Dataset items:
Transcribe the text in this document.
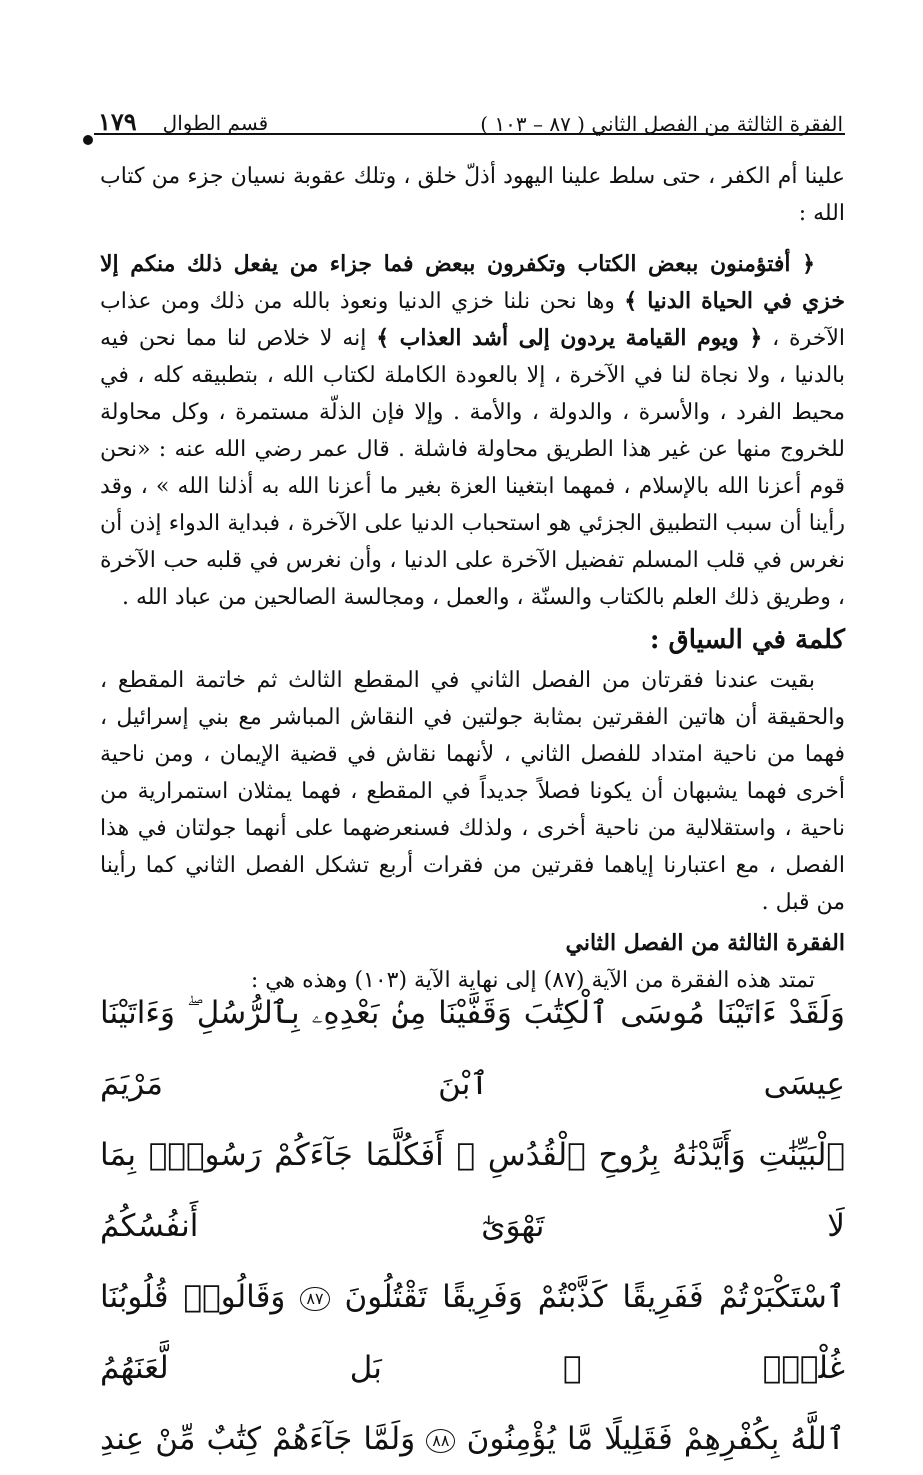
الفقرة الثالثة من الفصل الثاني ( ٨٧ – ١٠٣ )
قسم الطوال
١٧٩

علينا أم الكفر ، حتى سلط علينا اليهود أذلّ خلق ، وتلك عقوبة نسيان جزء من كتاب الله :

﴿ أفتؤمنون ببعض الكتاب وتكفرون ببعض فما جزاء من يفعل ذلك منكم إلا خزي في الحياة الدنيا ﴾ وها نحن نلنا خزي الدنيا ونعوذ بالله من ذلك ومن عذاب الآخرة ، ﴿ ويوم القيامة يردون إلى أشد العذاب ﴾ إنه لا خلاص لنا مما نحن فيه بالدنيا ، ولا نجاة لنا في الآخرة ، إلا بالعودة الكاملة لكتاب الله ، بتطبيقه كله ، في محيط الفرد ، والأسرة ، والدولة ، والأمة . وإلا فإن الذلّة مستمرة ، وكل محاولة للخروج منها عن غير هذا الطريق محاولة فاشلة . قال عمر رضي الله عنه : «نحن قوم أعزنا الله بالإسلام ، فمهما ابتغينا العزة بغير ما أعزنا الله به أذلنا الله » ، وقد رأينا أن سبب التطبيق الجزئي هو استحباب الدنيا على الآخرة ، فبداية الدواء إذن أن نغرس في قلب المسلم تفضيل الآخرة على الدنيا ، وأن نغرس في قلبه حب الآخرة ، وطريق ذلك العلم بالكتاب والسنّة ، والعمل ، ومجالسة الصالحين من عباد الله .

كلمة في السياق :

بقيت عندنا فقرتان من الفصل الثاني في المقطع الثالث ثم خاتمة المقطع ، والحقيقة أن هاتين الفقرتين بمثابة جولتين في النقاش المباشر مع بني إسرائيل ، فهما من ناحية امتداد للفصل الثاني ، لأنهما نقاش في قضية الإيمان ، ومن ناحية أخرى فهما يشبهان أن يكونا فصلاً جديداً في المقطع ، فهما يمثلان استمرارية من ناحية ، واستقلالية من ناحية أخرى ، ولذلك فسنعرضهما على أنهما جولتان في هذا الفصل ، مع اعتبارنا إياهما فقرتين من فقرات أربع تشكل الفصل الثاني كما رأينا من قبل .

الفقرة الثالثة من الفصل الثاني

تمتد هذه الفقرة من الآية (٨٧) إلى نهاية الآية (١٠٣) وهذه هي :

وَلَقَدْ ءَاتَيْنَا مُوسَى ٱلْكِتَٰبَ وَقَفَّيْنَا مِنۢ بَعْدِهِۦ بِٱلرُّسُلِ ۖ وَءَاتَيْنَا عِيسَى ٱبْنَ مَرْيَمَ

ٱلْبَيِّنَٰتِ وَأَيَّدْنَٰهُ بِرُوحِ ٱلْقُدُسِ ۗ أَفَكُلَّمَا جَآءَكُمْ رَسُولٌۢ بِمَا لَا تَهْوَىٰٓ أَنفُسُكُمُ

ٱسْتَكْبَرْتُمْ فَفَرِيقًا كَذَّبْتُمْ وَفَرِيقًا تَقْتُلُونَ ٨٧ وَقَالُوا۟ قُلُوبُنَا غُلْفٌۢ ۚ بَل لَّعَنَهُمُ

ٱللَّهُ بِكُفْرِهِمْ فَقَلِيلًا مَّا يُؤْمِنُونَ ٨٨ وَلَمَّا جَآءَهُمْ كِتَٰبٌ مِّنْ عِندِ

Set problem
Repeat each entry exactly. Pictures do not belong in the copy.

Reply
Transcribe the text in this document.
الفقرة الثالثة من الفصل الثاني ( ٨٧ – ١٠٣ )
قسم الطوال
١٧٩

علينا أم الكفر ، حتى سلط علينا اليهود أذلّ خلق ، وتلك عقوبة نسيان جزء من كتاب الله :

﴿ أفتؤمنون ببعض الكتاب وتكفرون ببعض فما جزاء من يفعل ذلك منكم إلا خزي في الحياة الدنيا ﴾ وها نحن نلنا خزي الدنيا ونعوذ بالله من ذلك ومن عذاب الآخرة ، ﴿ ويوم القيامة يردون إلى أشد العذاب ﴾ إنه لا خلاص لنا مما نحن فيه بالدنيا ، ولا نجاة لنا في الآخرة ، إلا بالعودة الكاملة لكتاب الله ، بتطبيقه كله ، في محيط الفرد ، والأسرة ، والدولة ، والأمة . وإلا فإن الذلّة مستمرة ، وكل محاولة للخروج منها عن غير هذا الطريق محاولة فاشلة . قال عمر رضي الله عنه : «نحن قوم أعزنا الله بالإسلام ، فمهما ابتغينا العزة بغير ما أعزنا الله به أذلنا الله » ، وقد رأينا أن سبب التطبيق الجزئي هو استحباب الدنيا على الآخرة ، فبداية الدواء إذن أن نغرس في قلب المسلم تفضيل الآخرة على الدنيا ، وأن نغرس في قلبه حب الآخرة ، وطريق ذلك العلم بالكتاب والسنّة ، والعمل ، ومجالسة الصالحين من عباد الله .

كلمة في السياق :

بقيت عندنا فقرتان من الفصل الثاني في المقطع الثالث ثم خاتمة المقطع ، والحقيقة أن هاتين الفقرتين بمثابة جولتين في النقاش المباشر مع بني إسرائيل ، فهما من ناحية امتداد للفصل الثاني ، لأنهما نقاش في قضية الإيمان ، ومن ناحية أخرى فهما يشبهان أن يكونا فصلاً جديداً في المقطع ، فهما يمثلان استمرارية من ناحية ، واستقلالية من ناحية أخرى ، ولذلك فسنعرضهما على أنهما جولتان في هذا الفصل ، مع اعتبارنا إياهما فقرتين من فقرات أربع تشكل الفصل الثاني كما رأينا من قبل .

الفقرة الثالثة من الفصل الثاني

تمتد هذه الفقرة من الآية (٨٧) إلى نهاية الآية (١٠٣) وهذه هي :

وَلَقَدْ ءَاتَيْنَا مُوسَى ٱلْكِتَٰبَ وَقَفَّيْنَا مِنۢ بَعْدِهِۦ بِٱلرُّسُلِ ۖ وَءَاتَيْنَا عِيسَى ٱبْنَ مَرْيَمَ

ٱلْبَيِّنَٰتِ وَأَيَّدْنَٰهُ بِرُوحِ ٱلْقُدُسِ ۗ أَفَكُلَّمَا جَآءَكُمْ رَسُولٌۢ بِمَا لَا تَهْوَىٰٓ أَنفُسُكُمُ

ٱسْتَكْبَرْتُمْ فَفَرِيقًا كَذَّبْتُمْ وَفَرِيقًا تَقْتُلُونَ ٨٧ وَقَالُوا۟ قُلُوبُنَا غُلْفٌۢ ۚ بَل لَّعَنَهُمُ

ٱللَّهُ بِكُفْرِهِمْ فَقَلِيلًا مَّا يُؤْمِنُونَ ٨٨ وَلَمَّا جَآءَهُمْ كِتَٰبٌ مِّنْ عِندِ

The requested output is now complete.